┌──

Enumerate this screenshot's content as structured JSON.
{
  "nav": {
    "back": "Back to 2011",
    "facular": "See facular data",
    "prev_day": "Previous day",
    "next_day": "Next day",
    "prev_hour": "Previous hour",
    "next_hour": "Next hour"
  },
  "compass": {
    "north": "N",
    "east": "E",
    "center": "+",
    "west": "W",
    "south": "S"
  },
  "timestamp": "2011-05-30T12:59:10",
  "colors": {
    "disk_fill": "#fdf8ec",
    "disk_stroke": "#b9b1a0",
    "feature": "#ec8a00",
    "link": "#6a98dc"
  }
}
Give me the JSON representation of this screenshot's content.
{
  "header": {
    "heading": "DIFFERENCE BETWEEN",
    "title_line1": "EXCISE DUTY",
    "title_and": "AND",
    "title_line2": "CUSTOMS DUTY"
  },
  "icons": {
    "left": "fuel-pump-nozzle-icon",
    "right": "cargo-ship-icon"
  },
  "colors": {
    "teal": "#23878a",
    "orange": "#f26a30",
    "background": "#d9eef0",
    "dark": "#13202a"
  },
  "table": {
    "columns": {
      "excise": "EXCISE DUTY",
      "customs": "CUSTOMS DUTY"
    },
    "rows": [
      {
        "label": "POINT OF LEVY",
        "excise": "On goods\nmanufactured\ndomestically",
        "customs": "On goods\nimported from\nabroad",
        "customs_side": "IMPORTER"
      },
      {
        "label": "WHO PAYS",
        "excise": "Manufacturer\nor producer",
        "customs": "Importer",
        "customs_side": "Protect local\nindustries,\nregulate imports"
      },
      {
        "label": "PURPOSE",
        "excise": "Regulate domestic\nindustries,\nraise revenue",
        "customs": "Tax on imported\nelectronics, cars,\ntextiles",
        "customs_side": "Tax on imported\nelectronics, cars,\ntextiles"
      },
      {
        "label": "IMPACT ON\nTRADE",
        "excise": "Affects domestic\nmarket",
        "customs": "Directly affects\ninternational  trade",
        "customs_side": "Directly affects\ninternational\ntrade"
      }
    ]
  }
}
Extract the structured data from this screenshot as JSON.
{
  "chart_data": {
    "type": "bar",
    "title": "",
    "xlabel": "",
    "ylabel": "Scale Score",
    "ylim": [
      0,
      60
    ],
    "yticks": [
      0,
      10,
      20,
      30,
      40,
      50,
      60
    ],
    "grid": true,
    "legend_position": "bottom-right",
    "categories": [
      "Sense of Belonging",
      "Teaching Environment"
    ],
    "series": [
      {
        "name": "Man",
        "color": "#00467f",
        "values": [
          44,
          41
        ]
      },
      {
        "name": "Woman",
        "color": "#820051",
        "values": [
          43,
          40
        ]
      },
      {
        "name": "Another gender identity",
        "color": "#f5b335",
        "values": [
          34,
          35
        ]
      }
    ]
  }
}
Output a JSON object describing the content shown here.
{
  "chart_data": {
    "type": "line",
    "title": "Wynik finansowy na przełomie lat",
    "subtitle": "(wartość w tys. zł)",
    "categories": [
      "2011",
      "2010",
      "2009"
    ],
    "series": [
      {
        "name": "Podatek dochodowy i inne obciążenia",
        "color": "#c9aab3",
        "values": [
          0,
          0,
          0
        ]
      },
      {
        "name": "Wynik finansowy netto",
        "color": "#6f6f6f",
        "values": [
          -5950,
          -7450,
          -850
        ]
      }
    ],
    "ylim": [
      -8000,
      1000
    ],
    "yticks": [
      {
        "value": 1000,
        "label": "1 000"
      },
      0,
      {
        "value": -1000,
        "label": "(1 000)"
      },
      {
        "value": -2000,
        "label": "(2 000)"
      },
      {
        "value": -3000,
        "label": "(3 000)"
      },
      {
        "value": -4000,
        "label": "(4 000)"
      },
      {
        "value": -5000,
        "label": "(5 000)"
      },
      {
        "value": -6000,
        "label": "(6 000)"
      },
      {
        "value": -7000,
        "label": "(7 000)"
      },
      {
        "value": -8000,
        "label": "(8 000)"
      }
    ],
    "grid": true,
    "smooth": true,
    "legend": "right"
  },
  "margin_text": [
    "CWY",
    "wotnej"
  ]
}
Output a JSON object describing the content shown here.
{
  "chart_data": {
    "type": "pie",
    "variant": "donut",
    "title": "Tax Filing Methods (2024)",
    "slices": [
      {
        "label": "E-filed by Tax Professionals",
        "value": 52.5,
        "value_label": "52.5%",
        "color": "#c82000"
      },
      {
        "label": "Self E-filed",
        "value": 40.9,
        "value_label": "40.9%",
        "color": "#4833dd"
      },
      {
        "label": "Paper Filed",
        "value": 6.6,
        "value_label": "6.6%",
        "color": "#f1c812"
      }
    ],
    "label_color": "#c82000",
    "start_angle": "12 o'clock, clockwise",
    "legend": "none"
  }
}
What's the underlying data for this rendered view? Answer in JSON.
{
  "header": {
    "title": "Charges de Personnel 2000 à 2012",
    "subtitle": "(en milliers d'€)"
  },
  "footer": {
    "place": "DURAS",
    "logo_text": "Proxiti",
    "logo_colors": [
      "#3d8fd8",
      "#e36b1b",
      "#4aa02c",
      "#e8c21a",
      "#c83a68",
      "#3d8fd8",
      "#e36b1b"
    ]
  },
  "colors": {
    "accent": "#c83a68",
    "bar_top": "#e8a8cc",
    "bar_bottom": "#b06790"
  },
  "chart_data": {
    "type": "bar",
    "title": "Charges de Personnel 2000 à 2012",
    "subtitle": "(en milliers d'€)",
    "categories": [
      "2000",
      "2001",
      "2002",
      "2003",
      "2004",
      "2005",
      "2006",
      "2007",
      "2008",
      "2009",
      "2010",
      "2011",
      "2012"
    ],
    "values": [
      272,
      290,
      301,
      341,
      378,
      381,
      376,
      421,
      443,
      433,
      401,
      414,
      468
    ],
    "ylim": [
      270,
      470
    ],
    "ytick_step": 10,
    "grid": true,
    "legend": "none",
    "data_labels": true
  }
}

└──

**TASK:**
In the entries above, identify every line with the word "Directly". Copy those lines.

**EXPECTED ANSWER:**
        "customs": "Directly affects\ninternational  trade",
        "customs_side": "Directly affects\ninternational\ntrade"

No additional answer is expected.